Stated exercise: Quote the records below in full, exactly as given, with the images taken out.

Data records:
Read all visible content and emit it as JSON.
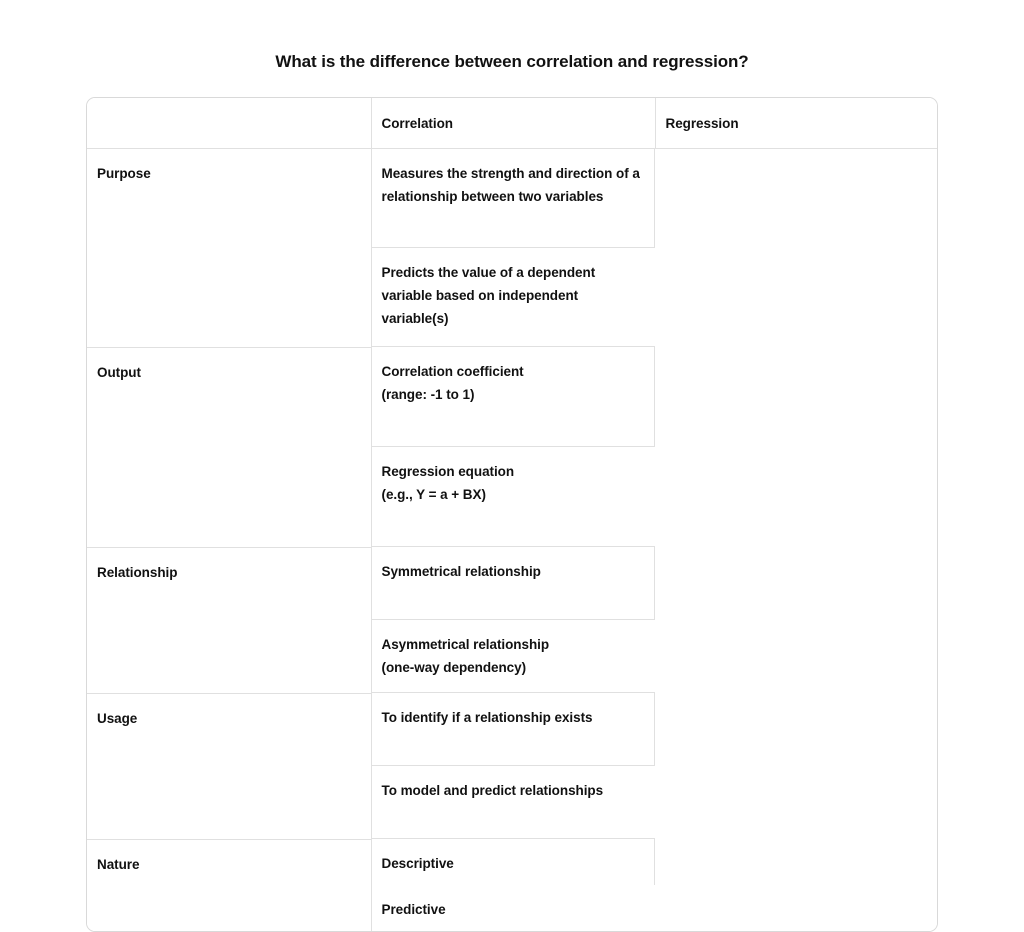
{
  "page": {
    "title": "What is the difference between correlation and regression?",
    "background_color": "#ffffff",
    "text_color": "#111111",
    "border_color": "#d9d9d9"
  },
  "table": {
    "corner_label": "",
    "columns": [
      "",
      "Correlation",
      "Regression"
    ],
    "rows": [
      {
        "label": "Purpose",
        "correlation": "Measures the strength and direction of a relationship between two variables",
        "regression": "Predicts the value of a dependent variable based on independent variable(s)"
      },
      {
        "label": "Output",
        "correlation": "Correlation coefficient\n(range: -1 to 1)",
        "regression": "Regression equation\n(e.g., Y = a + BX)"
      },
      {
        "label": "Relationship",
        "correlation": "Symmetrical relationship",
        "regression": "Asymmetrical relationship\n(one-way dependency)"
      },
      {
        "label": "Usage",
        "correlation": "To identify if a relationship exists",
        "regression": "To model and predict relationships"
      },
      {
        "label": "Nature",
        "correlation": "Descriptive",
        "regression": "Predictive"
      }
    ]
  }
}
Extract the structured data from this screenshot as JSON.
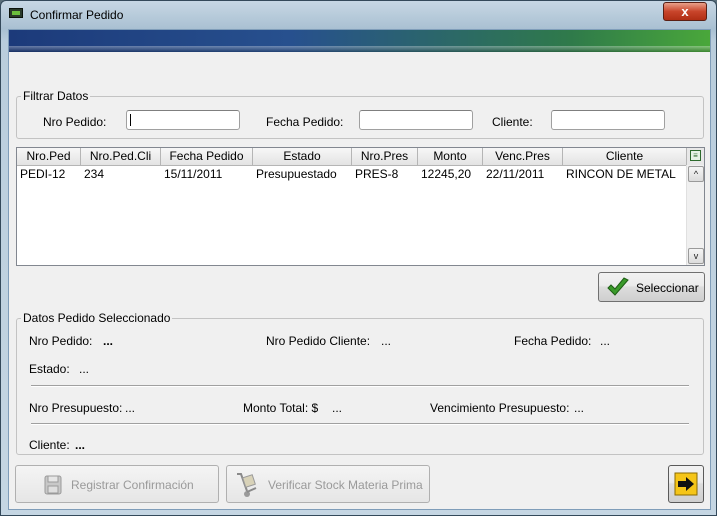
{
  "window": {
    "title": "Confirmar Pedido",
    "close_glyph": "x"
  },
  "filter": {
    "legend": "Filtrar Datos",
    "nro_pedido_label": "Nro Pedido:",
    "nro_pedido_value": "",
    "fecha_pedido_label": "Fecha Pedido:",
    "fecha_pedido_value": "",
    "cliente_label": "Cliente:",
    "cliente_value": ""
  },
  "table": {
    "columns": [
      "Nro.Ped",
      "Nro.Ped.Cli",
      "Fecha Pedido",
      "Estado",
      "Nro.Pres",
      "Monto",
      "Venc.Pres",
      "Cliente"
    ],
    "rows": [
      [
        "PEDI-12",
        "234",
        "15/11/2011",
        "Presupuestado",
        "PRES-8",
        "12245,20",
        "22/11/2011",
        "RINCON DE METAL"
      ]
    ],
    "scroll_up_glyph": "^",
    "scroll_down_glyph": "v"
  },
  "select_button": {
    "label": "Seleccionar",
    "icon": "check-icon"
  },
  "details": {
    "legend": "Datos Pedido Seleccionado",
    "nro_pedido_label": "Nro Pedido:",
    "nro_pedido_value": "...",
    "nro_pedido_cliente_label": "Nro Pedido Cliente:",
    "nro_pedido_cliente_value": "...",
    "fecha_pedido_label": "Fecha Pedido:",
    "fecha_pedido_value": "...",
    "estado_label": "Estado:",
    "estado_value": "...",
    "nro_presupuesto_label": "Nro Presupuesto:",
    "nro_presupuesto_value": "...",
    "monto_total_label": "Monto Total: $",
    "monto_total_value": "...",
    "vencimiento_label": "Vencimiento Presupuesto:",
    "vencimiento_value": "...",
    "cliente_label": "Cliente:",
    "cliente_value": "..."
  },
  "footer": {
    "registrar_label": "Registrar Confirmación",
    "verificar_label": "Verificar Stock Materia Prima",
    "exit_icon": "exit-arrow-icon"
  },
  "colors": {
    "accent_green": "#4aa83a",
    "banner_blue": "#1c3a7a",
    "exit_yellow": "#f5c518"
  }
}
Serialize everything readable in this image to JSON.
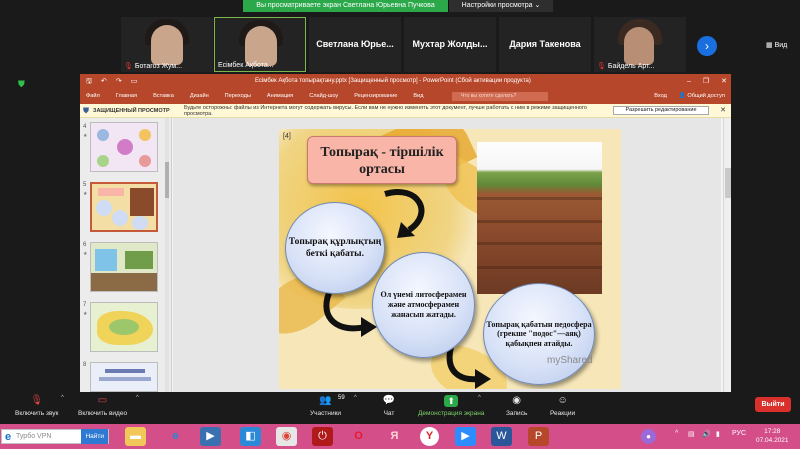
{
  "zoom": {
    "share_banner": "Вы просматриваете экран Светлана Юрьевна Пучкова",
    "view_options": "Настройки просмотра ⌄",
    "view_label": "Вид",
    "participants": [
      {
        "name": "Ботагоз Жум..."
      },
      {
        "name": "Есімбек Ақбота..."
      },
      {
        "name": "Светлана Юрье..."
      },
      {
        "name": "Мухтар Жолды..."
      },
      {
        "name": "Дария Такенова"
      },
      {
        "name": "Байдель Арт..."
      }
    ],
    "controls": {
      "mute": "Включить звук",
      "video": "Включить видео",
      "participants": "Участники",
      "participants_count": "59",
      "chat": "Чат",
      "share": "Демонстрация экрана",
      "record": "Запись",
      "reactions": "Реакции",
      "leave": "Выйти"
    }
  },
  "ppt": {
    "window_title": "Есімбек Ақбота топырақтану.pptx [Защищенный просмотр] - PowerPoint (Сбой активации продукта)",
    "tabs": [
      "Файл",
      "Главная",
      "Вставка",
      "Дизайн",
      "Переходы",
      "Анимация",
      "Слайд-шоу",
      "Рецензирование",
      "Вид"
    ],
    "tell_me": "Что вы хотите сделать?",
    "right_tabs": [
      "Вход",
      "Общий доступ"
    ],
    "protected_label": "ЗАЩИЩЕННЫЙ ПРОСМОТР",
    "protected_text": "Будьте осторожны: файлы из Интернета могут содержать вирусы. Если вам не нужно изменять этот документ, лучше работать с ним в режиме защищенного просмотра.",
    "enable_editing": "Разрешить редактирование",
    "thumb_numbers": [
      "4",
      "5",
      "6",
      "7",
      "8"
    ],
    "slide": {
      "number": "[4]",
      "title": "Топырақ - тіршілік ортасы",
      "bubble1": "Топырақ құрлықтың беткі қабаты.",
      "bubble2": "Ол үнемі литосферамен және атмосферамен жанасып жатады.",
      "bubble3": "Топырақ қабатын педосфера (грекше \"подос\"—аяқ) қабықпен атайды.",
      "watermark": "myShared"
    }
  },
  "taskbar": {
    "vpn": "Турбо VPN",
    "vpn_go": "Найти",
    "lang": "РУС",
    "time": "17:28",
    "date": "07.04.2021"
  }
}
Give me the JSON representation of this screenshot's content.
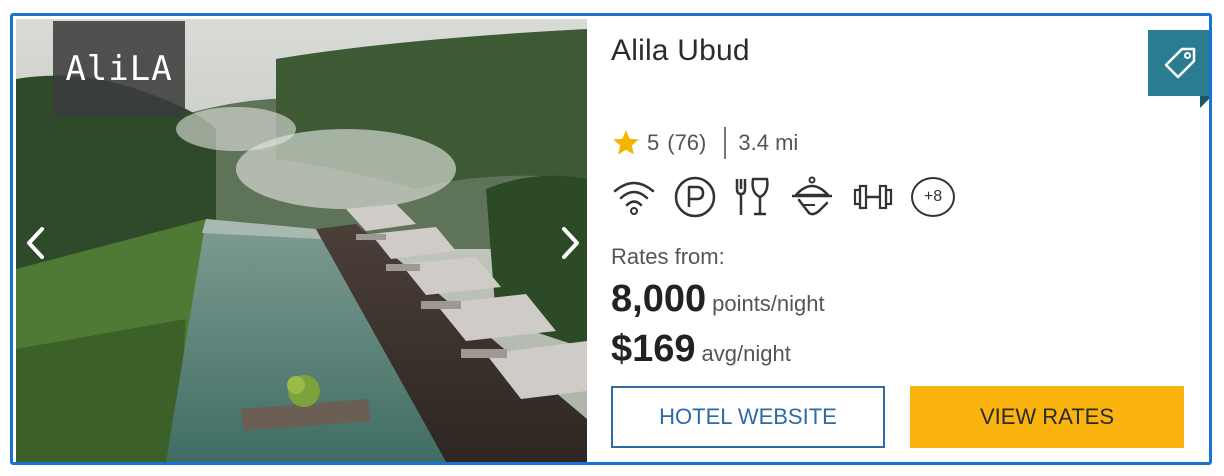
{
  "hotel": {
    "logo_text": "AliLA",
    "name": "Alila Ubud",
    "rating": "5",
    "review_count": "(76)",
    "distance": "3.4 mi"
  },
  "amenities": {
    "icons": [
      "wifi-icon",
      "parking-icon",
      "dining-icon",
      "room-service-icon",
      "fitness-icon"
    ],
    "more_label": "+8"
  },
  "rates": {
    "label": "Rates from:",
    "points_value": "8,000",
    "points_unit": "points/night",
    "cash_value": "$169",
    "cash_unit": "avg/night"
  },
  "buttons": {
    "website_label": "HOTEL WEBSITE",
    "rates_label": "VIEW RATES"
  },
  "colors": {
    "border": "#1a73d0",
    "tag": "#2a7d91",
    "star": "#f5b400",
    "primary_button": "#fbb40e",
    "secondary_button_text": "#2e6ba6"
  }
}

Finished answer:
Read all visible content and emit it as JSON.
{
  "page": {
    "title": "What is the difference between correlation and regression?",
    "background_color": "#ffffff",
    "text_color": "#111111",
    "border_color": "#d9d9d9"
  },
  "table": {
    "corner_label": "",
    "columns": [
      "",
      "Correlation",
      "Regression"
    ],
    "rows": [
      {
        "label": "Purpose",
        "correlation": "Measures the strength and direction of a relationship between two variables",
        "regression": "Predicts the value of a dependent variable based on independent variable(s)"
      },
      {
        "label": "Output",
        "correlation": "Correlation coefficient\n(range: -1 to 1)",
        "regression": "Regression equation\n(e.g., Y = a + BX)"
      },
      {
        "label": "Relationship",
        "correlation": "Symmetrical relationship",
        "regression": "Asymmetrical relationship\n(one-way dependency)"
      },
      {
        "label": "Usage",
        "correlation": "To identify if a relationship exists",
        "regression": "To model and predict relationships"
      },
      {
        "label": "Nature",
        "correlation": "Descriptive",
        "regression": "Predictive"
      }
    ]
  }
}
Extract the structured data from this screenshot as JSON.
{
  "window": {
    "title": "Confirmar Pedido",
    "close_glyph": "x"
  },
  "filter": {
    "legend": "Filtrar Datos",
    "nro_pedido_label": "Nro Pedido:",
    "nro_pedido_value": "",
    "fecha_pedido_label": "Fecha Pedido:",
    "fecha_pedido_value": "",
    "cliente_label": "Cliente:",
    "cliente_value": ""
  },
  "table": {
    "columns": [
      "Nro.Ped",
      "Nro.Ped.Cli",
      "Fecha Pedido",
      "Estado",
      "Nro.Pres",
      "Monto",
      "Venc.Pres",
      "Cliente"
    ],
    "rows": [
      [
        "PEDI-12",
        "234",
        "15/11/2011",
        "Presupuestado",
        "PRES-8",
        "12245,20",
        "22/11/2011",
        "RINCON DE METAL"
      ]
    ],
    "scroll_up_glyph": "^",
    "scroll_down_glyph": "v"
  },
  "select_button": {
    "label": "Seleccionar",
    "icon": "check-icon"
  },
  "details": {
    "legend": "Datos Pedido Seleccionado",
    "nro_pedido_label": "Nro Pedido:",
    "nro_pedido_value": "...",
    "nro_pedido_cliente_label": "Nro Pedido Cliente:",
    "nro_pedido_cliente_value": "...",
    "fecha_pedido_label": "Fecha Pedido:",
    "fecha_pedido_value": "...",
    "estado_label": "Estado:",
    "estado_value": "...",
    "nro_presupuesto_label": "Nro Presupuesto:",
    "nro_presupuesto_value": "...",
    "monto_total_label": "Monto Total: $",
    "monto_total_value": "...",
    "vencimiento_label": "Vencimiento Presupuesto:",
    "vencimiento_value": "...",
    "cliente_label": "Cliente:",
    "cliente_value": "..."
  },
  "footer": {
    "registrar_label": "Registrar Confirmación",
    "verificar_label": "Verificar Stock Materia Prima",
    "exit_icon": "exit-arrow-icon"
  },
  "colors": {
    "accent_green": "#4aa83a",
    "banner_blue": "#1c3a7a",
    "exit_yellow": "#f5c518"
  }
}
Serialize everything readable in this image to JSON.
{
  "zoom": {
    "share_banner": "Вы просматриваете экран Светлана Юрьевна Пучкова",
    "view_options": "Настройки просмотра ⌄",
    "view_label": "Вид",
    "participants": [
      {
        "name": "Ботагоз Жум..."
      },
      {
        "name": "Есімбек Ақбота..."
      },
      {
        "name": "Светлана Юрье..."
      },
      {
        "name": "Мухтар Жолды..."
      },
      {
        "name": "Дария Такенова"
      },
      {
        "name": "Байдель Арт..."
      }
    ],
    "controls": {
      "mute": "Включить звук",
      "video": "Включить видео",
      "participants": "Участники",
      "participants_count": "59",
      "chat": "Чат",
      "share": "Демонстрация экрана",
      "record": "Запись",
      "reactions": "Реакции",
      "leave": "Выйти"
    }
  },
  "ppt": {
    "window_title": "Есімбек Ақбота топырақтану.pptx [Защищенный просмотр] - PowerPoint (Сбой активации продукта)",
    "tabs": [
      "Файл",
      "Главная",
      "Вставка",
      "Дизайн",
      "Переходы",
      "Анимация",
      "Слайд-шоу",
      "Рецензирование",
      "Вид"
    ],
    "tell_me": "Что вы хотите сделать?",
    "right_tabs": [
      "Вход",
      "Общий доступ"
    ],
    "protected_label": "ЗАЩИЩЕННЫЙ ПРОСМОТР",
    "protected_text": "Будьте осторожны: файлы из Интернета могут содержать вирусы. Если вам не нужно изменять этот документ, лучше работать с ним в режиме защищенного просмотра.",
    "enable_editing": "Разрешить редактирование",
    "thumb_numbers": [
      "4",
      "5",
      "6",
      "7",
      "8"
    ],
    "slide": {
      "number": "[4]",
      "title": "Топырақ - тіршілік ортасы",
      "bubble1": "Топырақ құрлықтың беткі қабаты.",
      "bubble2": "Ол үнемі литосферамен және атмосферамен жанасып жатады.",
      "bubble3": "Топырақ қабатын педосфера (грекше \"подос\"—аяқ) қабықпен атайды.",
      "watermark": "myShared"
    }
  },
  "taskbar": {
    "vpn": "Турбо VPN",
    "vpn_go": "Найти",
    "lang": "РУС",
    "time": "17:28",
    "date": "07.04.2021"
  }
}
Give me the JSON representation of this screenshot's content.
{
  "hotel": {
    "logo_text": "AliLA",
    "name": "Alila Ubud",
    "rating": "5",
    "review_count": "(76)",
    "distance": "3.4 mi"
  },
  "amenities": {
    "icons": [
      "wifi-icon",
      "parking-icon",
      "dining-icon",
      "room-service-icon",
      "fitness-icon"
    ],
    "more_label": "+8"
  },
  "rates": {
    "label": "Rates from:",
    "points_value": "8,000",
    "points_unit": "points/night",
    "cash_value": "$169",
    "cash_unit": "avg/night"
  },
  "buttons": {
    "website_label": "HOTEL WEBSITE",
    "rates_label": "VIEW RATES"
  },
  "colors": {
    "border": "#1a73d0",
    "tag": "#2a7d91",
    "star": "#f5b400",
    "primary_button": "#fbb40e",
    "secondary_button_text": "#2e6ba6"
  }
}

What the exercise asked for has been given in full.